→ SUPPLIED DATA:
+ + + + +

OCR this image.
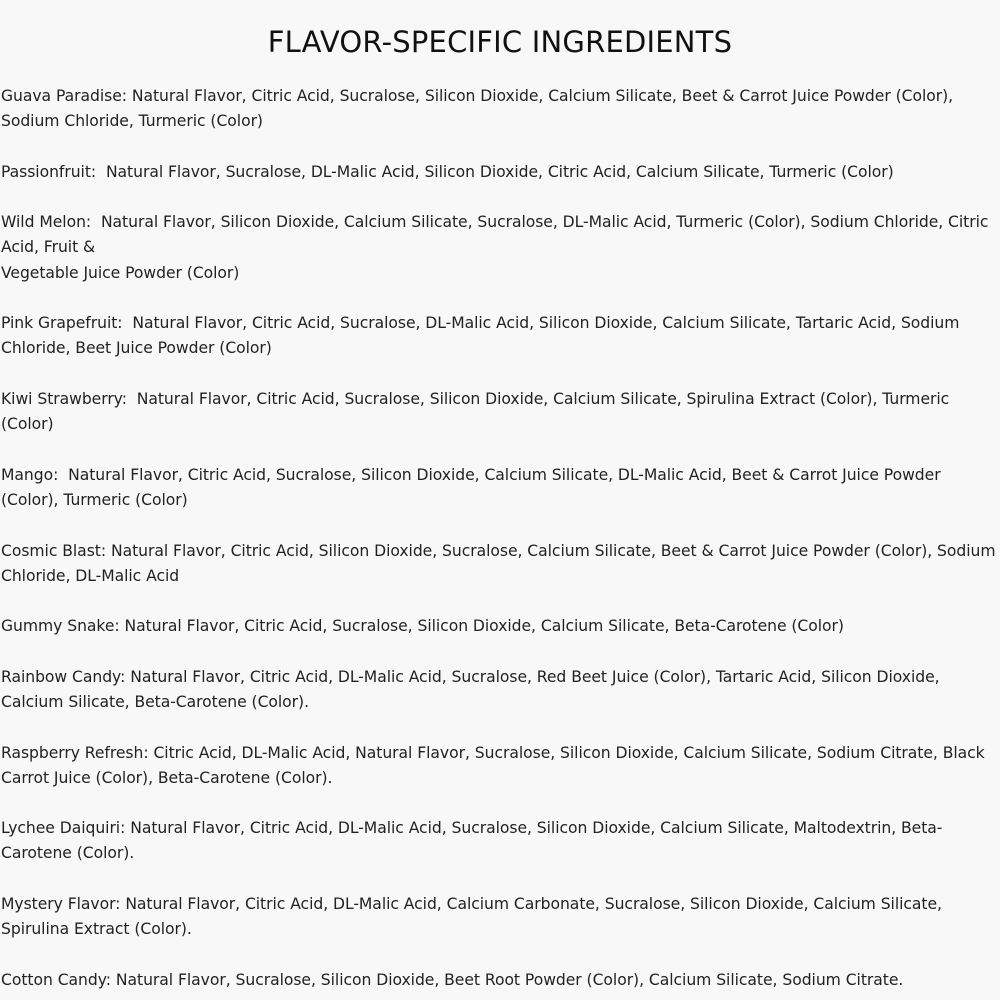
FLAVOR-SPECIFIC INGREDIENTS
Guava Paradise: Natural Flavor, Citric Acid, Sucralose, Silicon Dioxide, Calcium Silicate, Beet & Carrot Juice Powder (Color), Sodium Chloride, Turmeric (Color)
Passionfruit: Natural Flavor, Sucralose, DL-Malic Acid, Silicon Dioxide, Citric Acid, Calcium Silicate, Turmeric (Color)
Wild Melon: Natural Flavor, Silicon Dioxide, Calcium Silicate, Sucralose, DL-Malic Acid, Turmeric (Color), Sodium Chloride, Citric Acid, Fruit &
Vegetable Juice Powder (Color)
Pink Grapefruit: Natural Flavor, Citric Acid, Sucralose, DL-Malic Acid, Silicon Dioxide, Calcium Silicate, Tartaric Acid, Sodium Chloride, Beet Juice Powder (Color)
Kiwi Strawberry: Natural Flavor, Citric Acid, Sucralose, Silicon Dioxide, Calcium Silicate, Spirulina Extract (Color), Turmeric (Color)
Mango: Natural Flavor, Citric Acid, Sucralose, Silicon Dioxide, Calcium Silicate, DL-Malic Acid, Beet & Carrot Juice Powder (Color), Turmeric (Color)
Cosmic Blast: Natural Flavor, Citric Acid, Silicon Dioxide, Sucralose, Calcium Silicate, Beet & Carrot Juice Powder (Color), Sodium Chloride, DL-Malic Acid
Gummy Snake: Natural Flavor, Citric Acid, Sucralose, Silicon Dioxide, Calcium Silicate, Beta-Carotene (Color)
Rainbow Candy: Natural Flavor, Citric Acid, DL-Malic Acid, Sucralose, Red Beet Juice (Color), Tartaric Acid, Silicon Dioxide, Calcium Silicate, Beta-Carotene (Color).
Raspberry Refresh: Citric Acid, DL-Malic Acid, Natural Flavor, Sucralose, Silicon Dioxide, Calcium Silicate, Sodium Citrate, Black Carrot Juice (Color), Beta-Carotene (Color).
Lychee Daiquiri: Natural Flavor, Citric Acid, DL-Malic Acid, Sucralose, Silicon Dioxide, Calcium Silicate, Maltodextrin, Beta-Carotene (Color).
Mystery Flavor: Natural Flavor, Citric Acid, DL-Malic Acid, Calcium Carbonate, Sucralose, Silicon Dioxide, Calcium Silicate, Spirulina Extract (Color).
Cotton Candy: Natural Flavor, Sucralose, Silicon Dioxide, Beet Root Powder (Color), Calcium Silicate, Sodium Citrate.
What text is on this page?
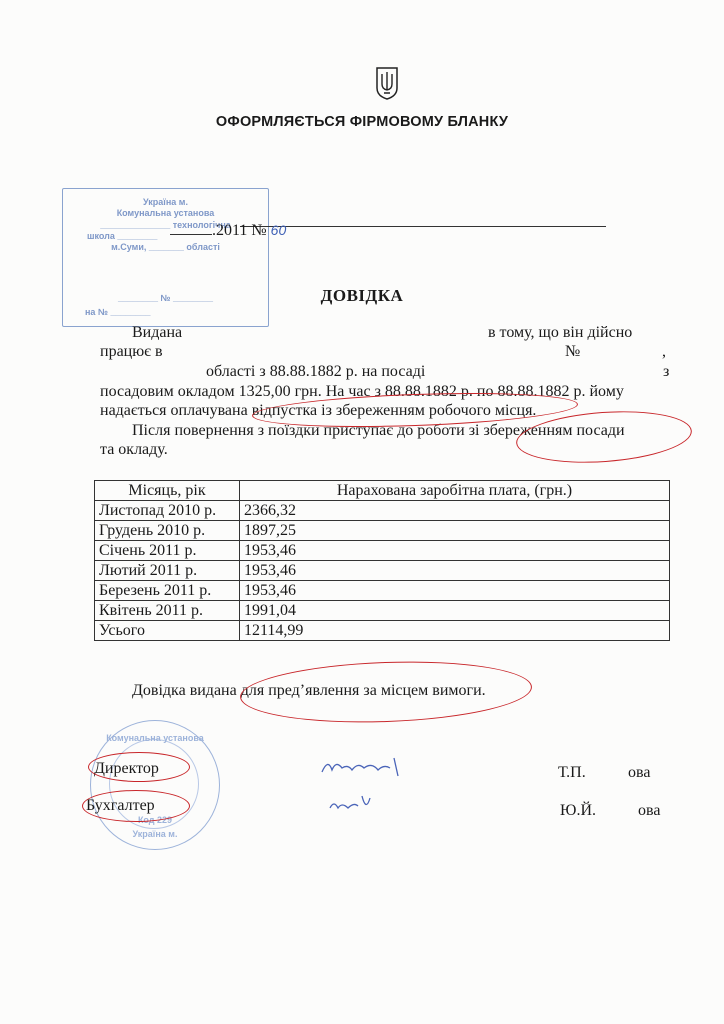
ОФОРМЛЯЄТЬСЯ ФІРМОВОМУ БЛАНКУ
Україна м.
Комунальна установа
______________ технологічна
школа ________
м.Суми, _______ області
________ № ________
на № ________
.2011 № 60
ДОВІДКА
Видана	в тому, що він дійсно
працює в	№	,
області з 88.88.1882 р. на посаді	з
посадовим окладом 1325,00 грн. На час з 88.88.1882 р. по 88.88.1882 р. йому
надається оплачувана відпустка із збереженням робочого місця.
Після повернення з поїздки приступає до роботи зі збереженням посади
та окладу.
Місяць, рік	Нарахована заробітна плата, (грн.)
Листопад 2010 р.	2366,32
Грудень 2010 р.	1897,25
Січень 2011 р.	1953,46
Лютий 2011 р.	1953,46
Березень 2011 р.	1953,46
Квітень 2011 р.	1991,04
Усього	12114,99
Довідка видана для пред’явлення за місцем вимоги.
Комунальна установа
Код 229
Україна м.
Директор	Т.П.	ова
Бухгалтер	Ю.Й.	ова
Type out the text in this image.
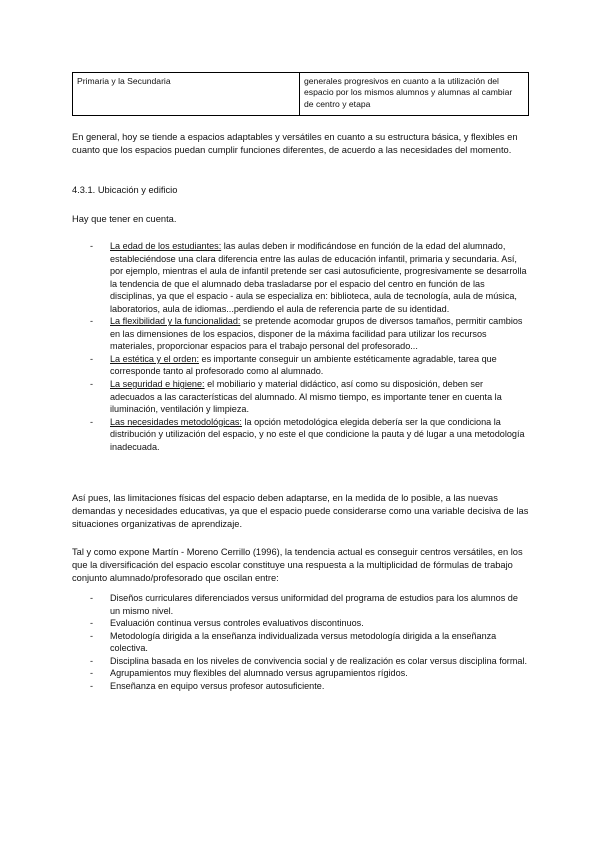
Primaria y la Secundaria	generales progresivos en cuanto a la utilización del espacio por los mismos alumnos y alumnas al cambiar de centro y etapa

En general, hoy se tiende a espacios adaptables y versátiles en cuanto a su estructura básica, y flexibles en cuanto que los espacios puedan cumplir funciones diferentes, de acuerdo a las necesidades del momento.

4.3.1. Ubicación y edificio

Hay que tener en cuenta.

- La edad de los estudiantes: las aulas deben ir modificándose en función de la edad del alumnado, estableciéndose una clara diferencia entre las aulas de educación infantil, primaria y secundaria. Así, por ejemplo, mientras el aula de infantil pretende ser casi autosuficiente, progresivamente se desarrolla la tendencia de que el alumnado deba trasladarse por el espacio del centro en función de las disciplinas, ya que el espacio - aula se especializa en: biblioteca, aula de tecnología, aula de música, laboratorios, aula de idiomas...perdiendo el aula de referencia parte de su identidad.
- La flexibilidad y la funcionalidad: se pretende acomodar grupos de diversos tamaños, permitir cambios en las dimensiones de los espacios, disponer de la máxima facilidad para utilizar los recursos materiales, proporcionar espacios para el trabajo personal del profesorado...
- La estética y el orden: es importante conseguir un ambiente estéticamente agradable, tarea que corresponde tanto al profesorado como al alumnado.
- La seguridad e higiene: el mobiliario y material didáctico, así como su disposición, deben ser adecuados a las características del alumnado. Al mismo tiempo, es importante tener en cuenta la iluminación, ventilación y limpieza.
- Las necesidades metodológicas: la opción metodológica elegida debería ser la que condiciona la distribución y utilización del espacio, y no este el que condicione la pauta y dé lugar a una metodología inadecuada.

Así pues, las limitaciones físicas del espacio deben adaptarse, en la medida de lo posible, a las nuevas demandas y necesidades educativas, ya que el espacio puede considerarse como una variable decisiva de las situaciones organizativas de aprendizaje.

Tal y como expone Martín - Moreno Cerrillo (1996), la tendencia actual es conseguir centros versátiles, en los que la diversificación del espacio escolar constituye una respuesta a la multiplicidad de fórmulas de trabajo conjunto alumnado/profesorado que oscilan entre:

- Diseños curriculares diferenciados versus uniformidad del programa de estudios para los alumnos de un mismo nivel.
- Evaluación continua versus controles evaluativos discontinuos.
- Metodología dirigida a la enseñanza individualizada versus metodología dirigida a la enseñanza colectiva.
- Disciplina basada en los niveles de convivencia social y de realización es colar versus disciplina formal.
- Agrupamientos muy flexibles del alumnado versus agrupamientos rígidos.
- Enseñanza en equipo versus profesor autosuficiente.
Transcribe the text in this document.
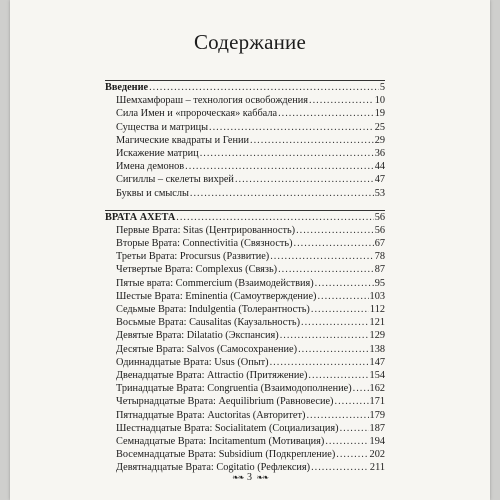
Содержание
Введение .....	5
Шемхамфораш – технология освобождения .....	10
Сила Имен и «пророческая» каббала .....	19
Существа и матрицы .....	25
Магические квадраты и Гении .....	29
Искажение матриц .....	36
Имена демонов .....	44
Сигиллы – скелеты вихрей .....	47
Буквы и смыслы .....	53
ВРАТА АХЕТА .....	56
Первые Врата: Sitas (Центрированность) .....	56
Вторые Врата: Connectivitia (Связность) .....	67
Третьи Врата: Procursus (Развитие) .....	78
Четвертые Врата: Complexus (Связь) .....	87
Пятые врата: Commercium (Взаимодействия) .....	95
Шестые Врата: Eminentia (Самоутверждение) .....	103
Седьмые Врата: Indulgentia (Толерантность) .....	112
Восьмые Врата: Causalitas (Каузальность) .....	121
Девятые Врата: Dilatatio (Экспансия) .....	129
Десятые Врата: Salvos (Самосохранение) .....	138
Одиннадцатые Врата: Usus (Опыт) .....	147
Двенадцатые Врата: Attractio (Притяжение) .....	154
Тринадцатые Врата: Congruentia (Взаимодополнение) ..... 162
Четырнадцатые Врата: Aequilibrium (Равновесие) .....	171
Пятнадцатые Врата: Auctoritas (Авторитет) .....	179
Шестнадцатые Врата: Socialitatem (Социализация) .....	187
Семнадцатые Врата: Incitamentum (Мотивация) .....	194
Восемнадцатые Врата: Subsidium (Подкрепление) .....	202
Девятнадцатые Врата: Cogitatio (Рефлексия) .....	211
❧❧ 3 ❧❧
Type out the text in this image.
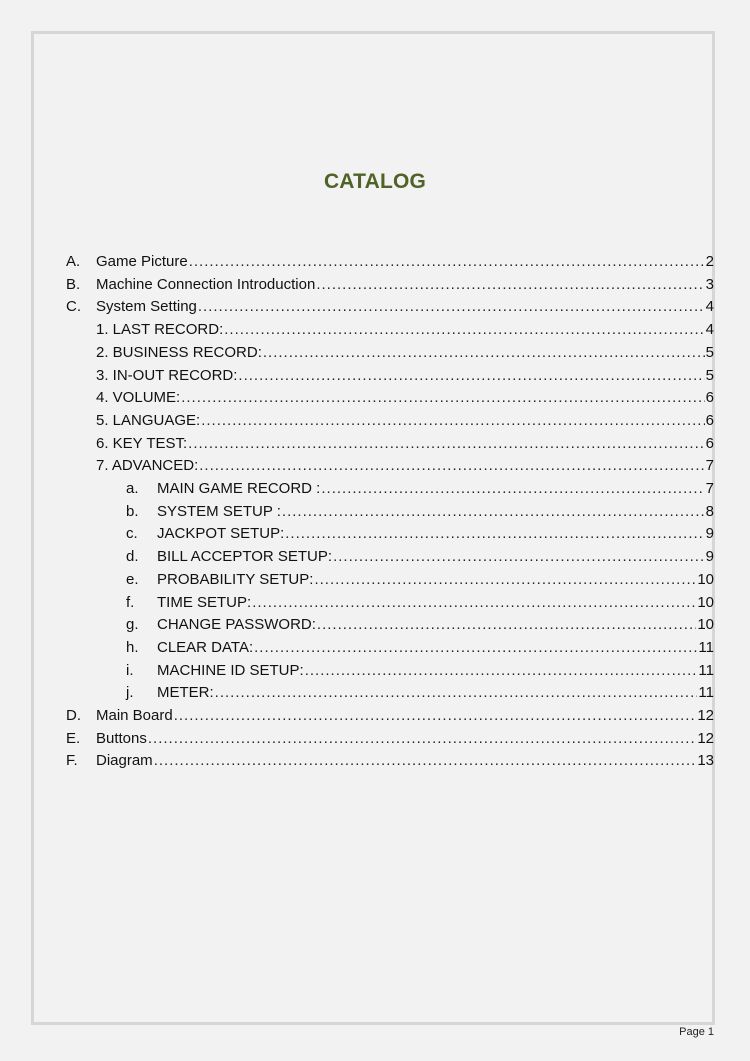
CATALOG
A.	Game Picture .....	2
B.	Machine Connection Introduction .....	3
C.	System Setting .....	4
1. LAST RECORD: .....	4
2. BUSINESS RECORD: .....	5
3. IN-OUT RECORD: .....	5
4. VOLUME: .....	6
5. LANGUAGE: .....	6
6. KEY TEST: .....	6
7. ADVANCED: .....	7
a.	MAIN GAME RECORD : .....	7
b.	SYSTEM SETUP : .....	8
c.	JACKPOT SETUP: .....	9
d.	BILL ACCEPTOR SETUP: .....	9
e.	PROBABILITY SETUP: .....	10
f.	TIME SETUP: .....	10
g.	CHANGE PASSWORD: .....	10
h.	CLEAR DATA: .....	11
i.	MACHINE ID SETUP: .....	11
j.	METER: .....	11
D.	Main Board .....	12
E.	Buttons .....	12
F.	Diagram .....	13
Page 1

+ + + + +

→ EXERCISE DETAILS: Tally the lines that hold the string "RECORD" and state the total, nothing more.

→ WRITTEN RESPONSE: 4